**Objective**
Every line below is to be copied exactly, with the pictures left out.

**Exercise data**
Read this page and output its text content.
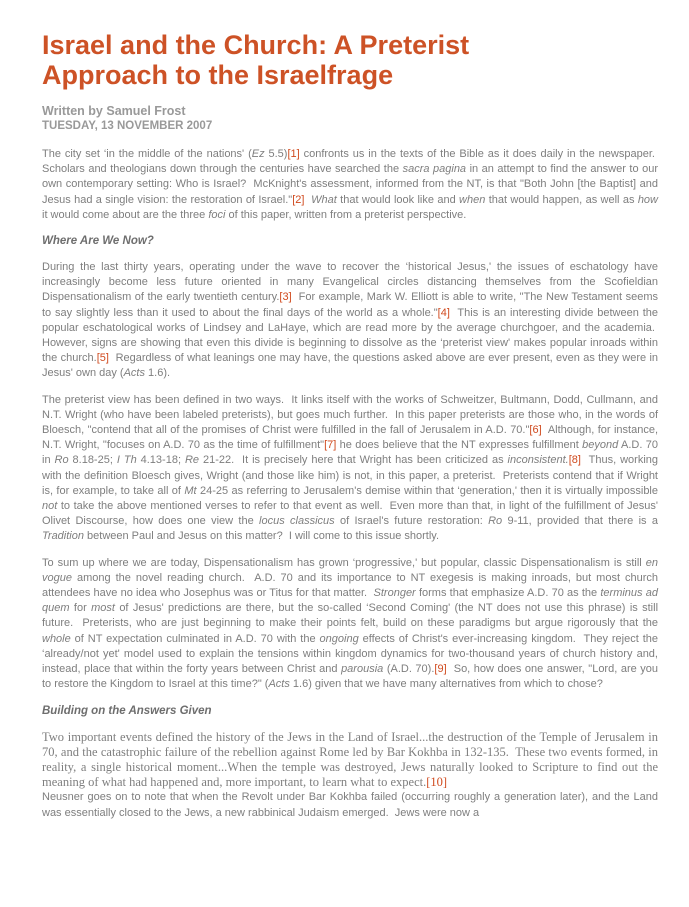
Israel and the Church: A Preterist Approach to the Israelfrage
Written by Samuel Frost
TUESDAY, 13 NOVEMBER 2007

The city set ‘in the middle of the nations' (Ez 5.5)[1] confronts us in the texts of the Bible as it does daily in the newspaper.  Scholars and theologians down through the centuries have searched the sacra pagina in an attempt to find the answer to our own contemporary setting: Who is Israel?  McKnight's assessment, informed from the NT, is that "Both John [the Baptist] and Jesus had a single vision: the restoration of Israel."[2] What that would look like and when that would happen, as well as how it would come about are the three foci of this paper, written from a preterist perspective.

Where Are We Now?

During the last thirty years, operating under the wave to recover the ‘historical Jesus,' the issues of eschatology have increasingly become less future oriented in many Evangelical circles distancing themselves from the Scofieldian Dispensationalism of the early twentieth century.[3]  For example, Mark W. Elliott is able to write, "The New Testament seems to say slightly less than it used to about the final days of the world as a whole."[4]  This is an interesting divide between the popular eschatological works of Lindsey and LaHaye, which are read more by the average churchgoer, and the academia.  However, signs are showing that even this divide is beginning to dissolve as the ‘preterist view' makes popular inroads within the church.[5]  Regardless of what leanings one may have, the questions asked above are ever present, even as they were in Jesus' own day (Acts 1.6).

The preterist view has been defined in two ways.  It links itself with the works of Schweitzer, Bultmann, Dodd, Cullmann, and N.T. Wright (who have been labeled preterists), but goes much further.  In this paper preterists are those who, in the words of Bloesch, "contend that all of the promises of Christ were fulfilled in the fall of Jerusalem in A.D. 70."[6]  Although, for instance, N.T. Wright, "focuses on A.D. 70 as the time of fulfillment"[7] he does believe that the NT expresses fulfillment beyond A.D. 70 in Ro 8.18-25; I Th 4.13-18; Re 21-22.  It is precisely here that Wright has been criticized as inconsistent.[8]  Thus, working with the definition Bloesch gives, Wright (and those like him) is not, in this paper, a preterist.  Preterists contend that if Wright is, for example, to take all of Mt 24-25 as referring to Jerusalem's demise within that ‘generation,' then it is virtually impossible not to take the above mentioned verses to refer to that event as well.  Even more than that, in light of the fulfillment of Jesus' Olivet Discourse, how does one view the locus classicus of Israel's future restoration: Ro 9-11, provided that there is a Tradition between Paul and Jesus on this matter?  I will come to this issue shortly.

To sum up where we are today, Dispensationalism has grown ‘progressive,' but popular, classic Dispensationalism is still en vogue among the novel reading church.  A.D. 70 and its importance to NT exegesis is making inroads, but most church attendees have no idea who Josephus was or Titus for that matter.  Stronger forms that emphasize A.D. 70 as the terminus ad quem for most of Jesus' predictions are there, but the so-called ‘Second Coming' (the NT does not use this phrase) is still future.  Preterists, who are just beginning to make their points felt, build on these paradigms but argue rigorously that the whole of NT expectation culminated in A.D. 70 with the ongoing effects of Christ's ever-increasing kingdom.  They reject the ‘already/not yet' model used to explain the tensions within kingdom dynamics for two-thousand years of church history and, instead, place that within the forty years between Christ and parousia (A.D. 70).[9]  So, how does one answer, "Lord, are you to restore the Kingdom to Israel at this time?" (Acts 1.6) given that we have many alternatives from which to chose?

Building on the Answers Given

Two important events defined the history of the Jews in the Land of Israel...the destruction of the Temple of Jerusalem in 70, and the catastrophic failure of the rebellion against Rome led by Bar Kokhba in 132-135.  These two events formed, in reality, a single historical moment...When the temple was destroyed, Jews naturally looked to Scripture to find out the meaning of what had happened and, more important, to learn what to expect.[10]

Neusner goes on to note that when the Revolt under Bar Kokhba failed (occurring roughly a generation later), and the Land was essentially closed to the Jews, a new rabbinical Judaism emerged.  Jews were now a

**Written solution**
Read this page and output its text content.
Israel and the Church: A Preterist Approach to the Israelfrage
Written by Samuel Frost
TUESDAY, 13 NOVEMBER 2007

The city set ‘in the middle of the nations' (Ez 5.5)[1] confronts us in the texts of the Bible as it does daily in the newspaper.  Scholars and theologians down through the centuries have searched the sacra pagina in an attempt to find the answer to our own contemporary setting: Who is Israel?  McKnight's assessment, informed from the NT, is that "Both John [the Baptist] and Jesus had a single vision: the restoration of Israel."[2] What that would look like and when that would happen, as well as how it would come about are the three foci of this paper, written from a preterist perspective.

Where Are We Now?

During the last thirty years, operating under the wave to recover the ‘historical Jesus,' the issues of eschatology have increasingly become less future oriented in many Evangelical circles distancing themselves from the Scofieldian Dispensationalism of the early twentieth century.[3]  For example, Mark W. Elliott is able to write, "The New Testament seems to say slightly less than it used to about the final days of the world as a whole."[4]  This is an interesting divide between the popular eschatological works of Lindsey and LaHaye, which are read more by the average churchgoer, and the academia.  However, signs are showing that even this divide is beginning to dissolve as the ‘preterist view' makes popular inroads within the church.[5]  Regardless of what leanings one may have, the questions asked above are ever present, even as they were in Jesus' own day (Acts 1.6).

The preterist view has been defined in two ways.  It links itself with the works of Schweitzer, Bultmann, Dodd, Cullmann, and N.T. Wright (who have been labeled preterists), but goes much further.  In this paper preterists are those who, in the words of Bloesch, "contend that all of the promises of Christ were fulfilled in the fall of Jerusalem in A.D. 70."[6]  Although, for instance, N.T. Wright, "focuses on A.D. 70 as the time of fulfillment"[7] he does believe that the NT expresses fulfillment beyond A.D. 70 in Ro 8.18-25; I Th 4.13-18; Re 21-22.  It is precisely here that Wright has been criticized as inconsistent.[8]  Thus, working with the definition Bloesch gives, Wright (and those like him) is not, in this paper, a preterist.  Preterists contend that if Wright is, for example, to take all of Mt 24-25 as referring to Jerusalem's demise within that ‘generation,' then it is virtually impossible not to take the above mentioned verses to refer to that event as well.  Even more than that, in light of the fulfillment of Jesus' Olivet Discourse, how does one view the locus classicus of Israel's future restoration: Ro 9-11, provided that there is a Tradition between Paul and Jesus on this matter?  I will come to this issue shortly.

To sum up where we are today, Dispensationalism has grown ‘progressive,' but popular, classic Dispensationalism is still en vogue among the novel reading church.  A.D. 70 and its importance to NT exegesis is making inroads, but most church attendees have no idea who Josephus was or Titus for that matter.  Stronger forms that emphasize A.D. 70 as the terminus ad quem for most of Jesus' predictions are there, but the so-called ‘Second Coming' (the NT does not use this phrase) is still future.  Preterists, who are just beginning to make their points felt, build on these paradigms but argue rigorously that the whole of NT expectation culminated in A.D. 70 with the ongoing effects of Christ's ever-increasing kingdom.  They reject the ‘already/not yet' model used to explain the tensions within kingdom dynamics for two-thousand years of church history and, instead, place that within the forty years between Christ and parousia (A.D. 70).[9]  So, how does one answer, "Lord, are you to restore the Kingdom to Israel at this time?" (Acts 1.6) given that we have many alternatives from which to chose?

Building on the Answers Given

Two important events defined the history of the Jews in the Land of Israel...the destruction of the Temple of Jerusalem in 70, and the catastrophic failure of the rebellion against Rome led by Bar Kokhba in 132-135.  These two events formed, in reality, a single historical moment...When the temple was destroyed, Jews naturally looked to Scripture to find out the meaning of what had happened and, more important, to learn what to expect.[10]

Neusner goes on to note that when the Revolt under Bar Kokhba failed (occurring roughly a generation later), and the Land was essentially closed to the Jews, a new rabbinical Judaism emerged.  Jews were now a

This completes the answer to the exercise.